■ Data excerpts
┄┄┄┄┄┄

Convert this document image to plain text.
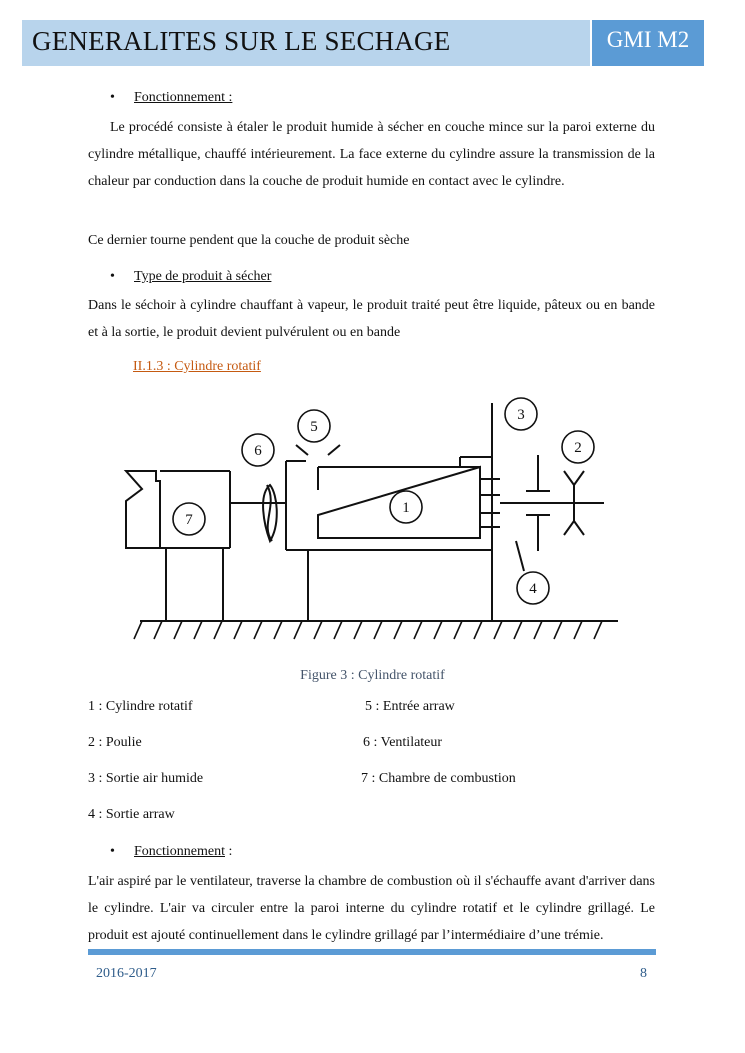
GENERALITES SUR LE SECHAGE	GMI M2
• Fonctionnement :
Le procédé consiste à étaler le produit humide à sécher en couche mince sur la paroi externe du cylindre métallique, chauffé intérieurement. La face externe du cylindre assure la transmission de la chaleur par conduction dans la couche de produit humide en contact avec le cylindre.
Ce dernier tourne pendent que la couche de produit sèche
• Type de produit à sécher
Dans le séchoir à cylindre chauffant à vapeur, le produit traité peut être liquide, pâteux ou en bande et à la sortie, le produit devient pulvérulent ou en bande
II.1.3 : Cylindre rotatif
1
2
3
4
5
6
7
Figure 3 : Cylindre rotatif
1 : Cylindre rotatif	5 : Entrée arraw
2 : Poulie	6 : Ventilateur
3 : Sortie air humide	7 : Chambre de combustion
4 : Sortie arraw
• Fonctionnement :
L'air aspiré par le ventilateur, traverse la chambre de combustion où il s'échauffe avant d'arriver dans le cylindre. L'air va circuler entre la paroi interne du cylindre rotatif et le cylindre grillagé. Le produit est ajouté continuellement dans le cylindre grillagé par l’intermédiaire d’une trémie.
2016-2017	8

┄┄┄┄┄┄

■ Problem to work on
Exactly as written, return every line of the listing, but not the pictures.

■ Finished task
Convert this document image to plain text.
GENERALITES SUR LE SECHAGE	GMI M2
• Fonctionnement :
Le procédé consiste à étaler le produit humide à sécher en couche mince sur la paroi externe du cylindre métallique, chauffé intérieurement. La face externe du cylindre assure la transmission de la chaleur par conduction dans la couche de produit humide en contact avec le cylindre.
Ce dernier tourne pendent que la couche de produit sèche
• Type de produit à sécher
Dans le séchoir à cylindre chauffant à vapeur, le produit traité peut être liquide, pâteux ou en bande et à la sortie, le produit devient pulvérulent ou en bande
II.1.3 : Cylindre rotatif
1
2
3
4
5
6
7
Figure 3 : Cylindre rotatif
1 : Cylindre rotatif	5 : Entrée arraw
2 : Poulie	6 : Ventilateur
3 : Sortie air humide	7 : Chambre de combustion
4 : Sortie arraw
• Fonctionnement :
L'air aspiré par le ventilateur, traverse la chambre de combustion où il s'échauffe avant d'arriver dans le cylindre. L'air va circuler entre la paroi interne du cylindre rotatif et le cylindre grillagé. Le produit est ajouté continuellement dans le cylindre grillagé par l’intermédiaire d’une trémie.
2016-2017	8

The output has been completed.